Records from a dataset
■ ■ ■ ■
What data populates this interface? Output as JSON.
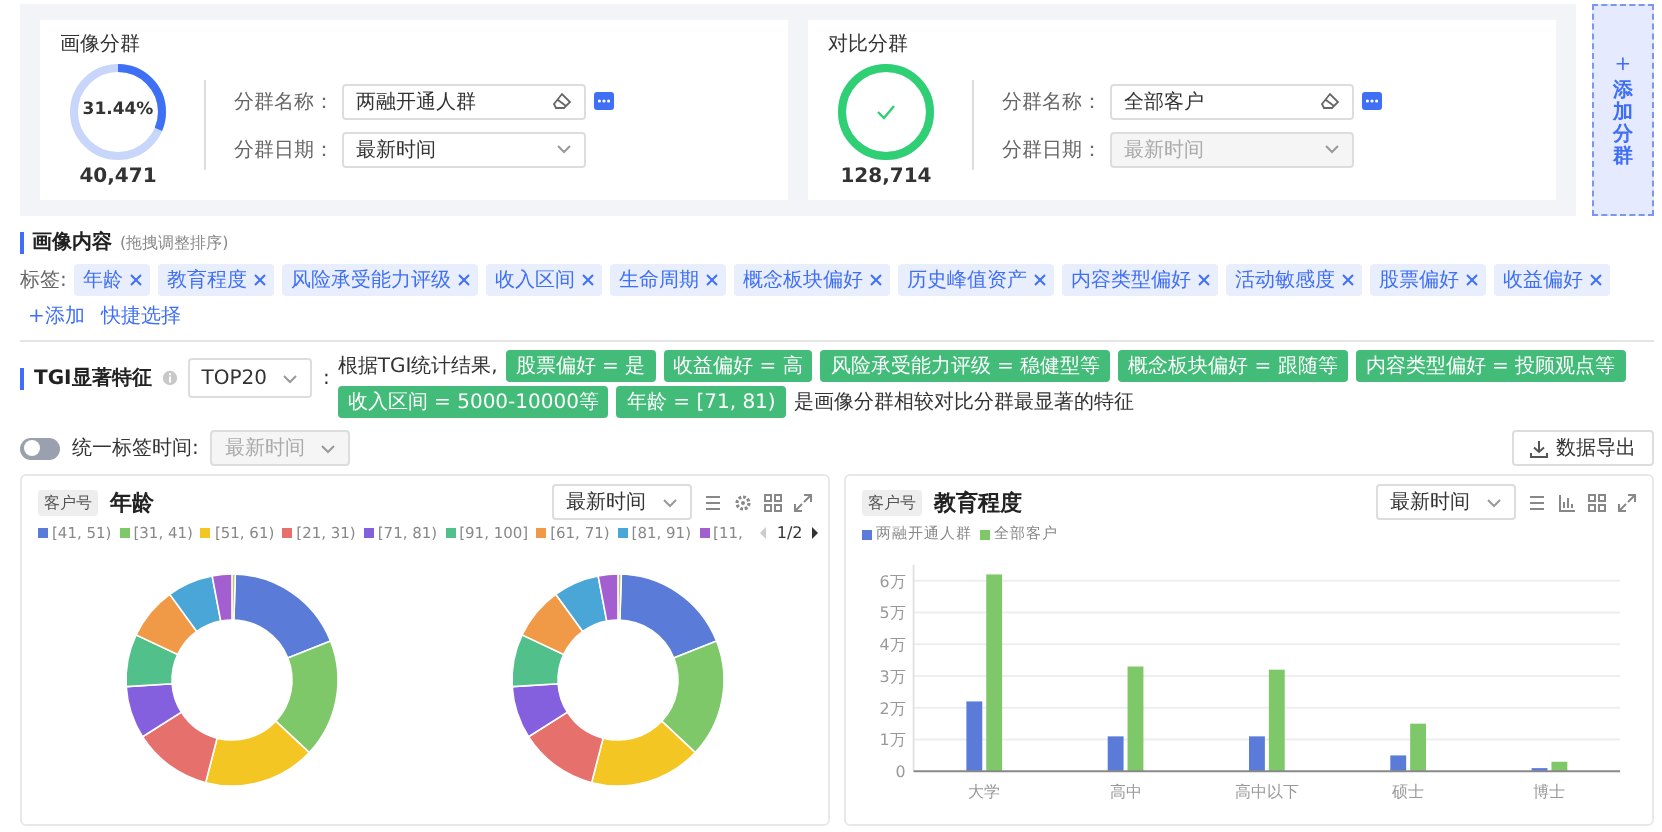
{
  "cohorts": [
    {
      "kind": "portrait",
      "title": "画像分群",
      "ring_label": "31.44%",
      "level": 0.3144,
      "count": "40,471",
      "name_label": "分群名称：",
      "name_value": "两融开通人群",
      "date_label": "分群日期：",
      "date_value": "最新时间",
      "disabled": false
    },
    {
      "kind": "compare",
      "title": "对比分群",
      "level": 1,
      "count": "128,714",
      "name_label": "分群名称：",
      "name_value": "全部客户",
      "date_label": "分群日期：",
      "date_value": "最新时间",
      "disabled": true
    }
  ],
  "add_cohort": {
    "icon": "+",
    "label": "添加分群"
  },
  "profile": {
    "title": "画像内容",
    "hint": "(拖拽调整排序)",
    "tags_label": "标签:",
    "tags": [
      "年龄",
      "教育程度",
      "风险承受能力评级",
      "收入区间",
      "生命周期",
      "概念板块偏好",
      "历史峰值资产",
      "内容类型偏好",
      "活动敏感度",
      "股票偏好",
      "收益偏好"
    ],
    "add_link": "+添加",
    "quick_link": "快捷选择"
  },
  "tgi": {
    "title": "TGI显著特征",
    "top_select": "TOP20",
    "colon": ":",
    "intro": "根据TGI统计结果,",
    "features": [
      "股票偏好 = 是",
      "收益偏好 = 高",
      "风险承受能力评级 = 稳健型等",
      "概念板块偏好 = 跟随等",
      "内容类型偏好 = 投顾观点等",
      "收入区间 = 5000-10000等",
      "年龄 = [71, 81)"
    ],
    "outro": "是画像分群相较对比分群最显著的特征"
  },
  "unify": {
    "on": false,
    "label": "统一标签时间:",
    "select": "最新时间",
    "export_button": "数据导出"
  },
  "panels": [
    {
      "kind": "donut",
      "badge": "客户号",
      "title": "年龄",
      "select": "最新时间",
      "legend": [
        {
          "label": "[41, 51)",
          "color": "#5b7bd8"
        },
        {
          "label": "[31, 41)",
          "color": "#7ec86a"
        },
        {
          "label": "[51, 61)",
          "color": "#f3c623"
        },
        {
          "label": "[21, 31)",
          "color": "#e5706c"
        },
        {
          "label": "[71, 81)",
          "color": "#8460de"
        },
        {
          "label": "[91, 100]",
          "color": "#52c08a"
        },
        {
          "label": "[61, 71)",
          "color": "#f09a48"
        },
        {
          "label": "[81, 91)",
          "color": "#4aa6d6"
        },
        {
          "label": "[11,",
          "color": "#a35fd0"
        }
      ],
      "page": "1/2"
    },
    {
      "kind": "bar",
      "badge": "客户号",
      "title": "教育程度",
      "select": "最新时间",
      "chart_data": {
        "type": "bar",
        "categories": [
          "大学",
          "高中",
          "高中以下",
          "硕士",
          "博士"
        ],
        "series": [
          {
            "name": "两融开通人群",
            "color": "#5b7bd8",
            "values": [
              2.2,
              1.1,
              1.1,
              0.5,
              0.1
            ]
          },
          {
            "name": "全部客户",
            "color": "#7ec86a",
            "values": [
              6.2,
              3.3,
              3.2,
              1.5,
              0.3
            ]
          }
        ],
        "ylim": [
          0,
          6.5
        ],
        "grid": true,
        "yticks": [
          {
            "value": 0,
            "label": "0"
          },
          {
            "value": 1,
            "label": "1万"
          },
          {
            "value": 2,
            "label": "2万"
          },
          {
            "value": 3,
            "label": "3万"
          },
          {
            "value": 4,
            "label": "4万"
          },
          {
            "value": 5,
            "label": "5万"
          },
          {
            "value": 6,
            "label": "6万"
          }
        ]
      }
    }
  ]
}
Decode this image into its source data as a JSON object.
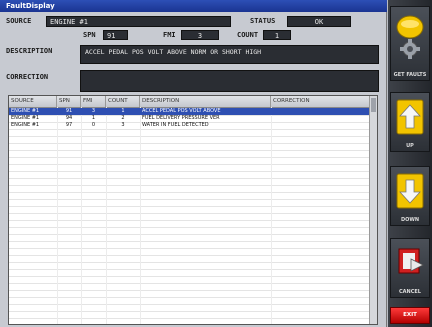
{
  "window": {
    "title": "FaultDisplay"
  },
  "fields": {
    "source_label": "SOURCE",
    "source_value": "ENGINE #1",
    "status_label": "STATUS",
    "status_value": "OK",
    "spn_label": "SPN",
    "spn_value": "91",
    "fmi_label": "FMI",
    "fmi_value": "3",
    "count_label": "COUNT",
    "count_value": "1",
    "description_label": "DESCRIPTION",
    "description_value": "ACCEL PEDAL POS VOLT ABOVE NORM OR SHORT HIGH",
    "correction_label": "CORRECTION",
    "correction_value": ""
  },
  "table": {
    "columns": [
      "SOURCE",
      "SPN",
      "FMI",
      "COUNT",
      "DESCRIPTION",
      "CORRECTION"
    ],
    "rows": [
      [
        "ENGINE #1",
        "91",
        "3",
        "1",
        "ACCEL PEDAL POS VOLT ABOVE",
        ""
      ],
      [
        "ENGINE #1",
        "94",
        "1",
        "2",
        "FUEL DELIVERY PRESSURE VER",
        ""
      ],
      [
        "ENGINE #1",
        "97",
        "0",
        "3",
        "WATER IN FUEL DETECTED",
        ""
      ]
    ],
    "selected_row": 0
  },
  "toolbar": {
    "get_faults": "GET FAULTS",
    "up": "UP",
    "down": "DOWN",
    "cancel": "CANCEL",
    "exit": "EXIT"
  },
  "icons": {
    "get_faults": "gear-icon",
    "up": "arrow-up-icon",
    "down": "arrow-down-icon",
    "cancel": "cancel-icon"
  },
  "colors": {
    "title_bar": "#1f3c9e",
    "selection": "#2e4fb2",
    "field_bg": "#2a2d33",
    "exit": "#d40000",
    "button_accent": "#f2c400"
  }
}
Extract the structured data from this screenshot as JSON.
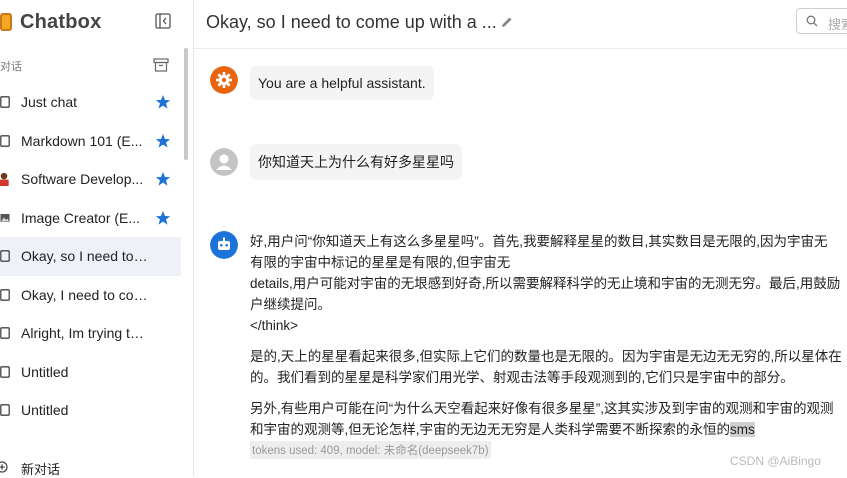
■ ■ ■ ■
#### [Task prompt]
Print every entry above again without changing a word, and omit the pictures.

#### [Result for this exercise]
What data populates this interface? Output as JSON.
{
  "cohorts": [
    {
      "kind": "portrait",
      "title": "画像分群",
      "ring_label": "31.44%",
      "level": 0.3144,
      "count": "40,471",
      "name_label": "分群名称：",
      "name_value": "两融开通人群",
      "date_label": "分群日期：",
      "date_value": "最新时间",
      "disabled": false
    },
    {
      "kind": "compare",
      "title": "对比分群",
      "level": 1,
      "count": "128,714",
      "name_label": "分群名称：",
      "name_value": "全部客户",
      "date_label": "分群日期：",
      "date_value": "最新时间",
      "disabled": true
    }
  ],
  "add_cohort": {
    "icon": "+",
    "label": "添加分群"
  },
  "profile": {
    "title": "画像内容",
    "hint": "(拖拽调整排序)",
    "tags_label": "标签:",
    "tags": [
      "年龄",
      "教育程度",
      "风险承受能力评级",
      "收入区间",
      "生命周期",
      "概念板块偏好",
      "历史峰值资产",
      "内容类型偏好",
      "活动敏感度",
      "股票偏好",
      "收益偏好"
    ],
    "add_link": "+添加",
    "quick_link": "快捷选择"
  },
  "tgi": {
    "title": "TGI显著特征",
    "top_select": "TOP20",
    "colon": ":",
    "intro": "根据TGI统计结果,",
    "features": [
      "股票偏好 = 是",
      "收益偏好 = 高",
      "风险承受能力评级 = 稳健型等",
      "概念板块偏好 = 跟随等",
      "内容类型偏好 = 投顾观点等",
      "收入区间 = 5000-10000等",
      "年龄 = [71, 81)"
    ],
    "outro": "是画像分群相较对比分群最显著的特征"
  },
  "unify": {
    "on": false,
    "label": "统一标签时间:",
    "select": "最新时间",
    "export_button": "数据导出"
  },
  "panels": [
    {
      "kind": "donut",
      "badge": "客户号",
      "title": "年龄",
      "select": "最新时间",
      "legend": [
        {
          "label": "[41, 51)",
          "color": "#5b7bd8"
        },
        {
          "label": "[31, 41)",
          "color": "#7ec86a"
        },
        {
          "label": "[51, 61)",
          "color": "#f3c623"
        },
        {
          "label": "[21, 31)",
          "color": "#e5706c"
        },
        {
          "label": "[71, 81)",
          "color": "#8460de"
        },
        {
          "label": "[91, 100]",
          "color": "#52c08a"
        },
        {
          "label": "[61, 71)",
          "color": "#f09a48"
        },
        {
          "label": "[81, 91)",
          "color": "#4aa6d6"
        },
        {
          "label": "[11,",
          "color": "#a35fd0"
        }
      ],
      "page": "1/2"
    },
    {
      "kind": "bar",
      "badge": "客户号",
      "title": "教育程度",
      "select": "最新时间",
      "chart_data": {
        "type": "bar",
        "categories": [
          "大学",
          "高中",
          "高中以下",
          "硕士",
          "博士"
        ],
        "series": [
          {
            "name": "两融开通人群",
            "color": "#5b7bd8",
            "values": [
              2.2,
              1.1,
              1.1,
              0.5,
              0.1
            ]
          },
          {
            "name": "全部客户",
            "color": "#7ec86a",
            "values": [
              6.2,
              3.3,
              3.2,
              1.5,
              0.3
            ]
          }
        ],
        "ylim": [
          0,
          6.5
        ],
        "grid": true,
        "yticks": [
          {
            "value": 0,
            "label": "0"
          },
          {
            "value": 1,
            "label": "1万"
          },
          {
            "value": 2,
            "label": "2万"
          },
          {
            "value": 3,
            "label": "3万"
          },
          {
            "value": 4,
            "label": "4万"
          },
          {
            "value": 5,
            "label": "5万"
          },
          {
            "value": 6,
            "label": "6万"
          }
        ]
      }
    }
  ]
}
Decode this image into its source data as a JSON object.
{
  "window": {
    "title": "FaultDisplay"
  },
  "fields": {
    "source_label": "SOURCE",
    "source_value": "ENGINE #1",
    "status_label": "STATUS",
    "status_value": "OK",
    "spn_label": "SPN",
    "spn_value": "91",
    "fmi_label": "FMI",
    "fmi_value": "3",
    "count_label": "COUNT",
    "count_value": "1",
    "description_label": "DESCRIPTION",
    "description_value": "ACCEL PEDAL POS VOLT ABOVE NORM OR SHORT HIGH",
    "correction_label": "CORRECTION",
    "correction_value": ""
  },
  "table": {
    "columns": [
      "SOURCE",
      "SPN",
      "FMI",
      "COUNT",
      "DESCRIPTION",
      "CORRECTION"
    ],
    "rows": [
      [
        "ENGINE #1",
        "91",
        "3",
        "1",
        "ACCEL PEDAL POS VOLT ABOVE",
        ""
      ],
      [
        "ENGINE #1",
        "94",
        "1",
        "2",
        "FUEL DELIVERY PRESSURE VER",
        ""
      ],
      [
        "ENGINE #1",
        "97",
        "0",
        "3",
        "WATER IN FUEL DETECTED",
        ""
      ]
    ],
    "selected_row": 0
  },
  "toolbar": {
    "get_faults": "GET FAULTS",
    "up": "UP",
    "down": "DOWN",
    "cancel": "CANCEL",
    "exit": "EXIT"
  },
  "icons": {
    "get_faults": "gear-icon",
    "up": "arrow-up-icon",
    "down": "arrow-down-icon",
    "cancel": "cancel-icon"
  },
  "colors": {
    "title_bar": "#1f3c9e",
    "selection": "#2e4fb2",
    "field_bg": "#2a2d33",
    "exit": "#d40000",
    "button_accent": "#f2c400"
  }
}
Extract the structured data from this screenshot as JSON.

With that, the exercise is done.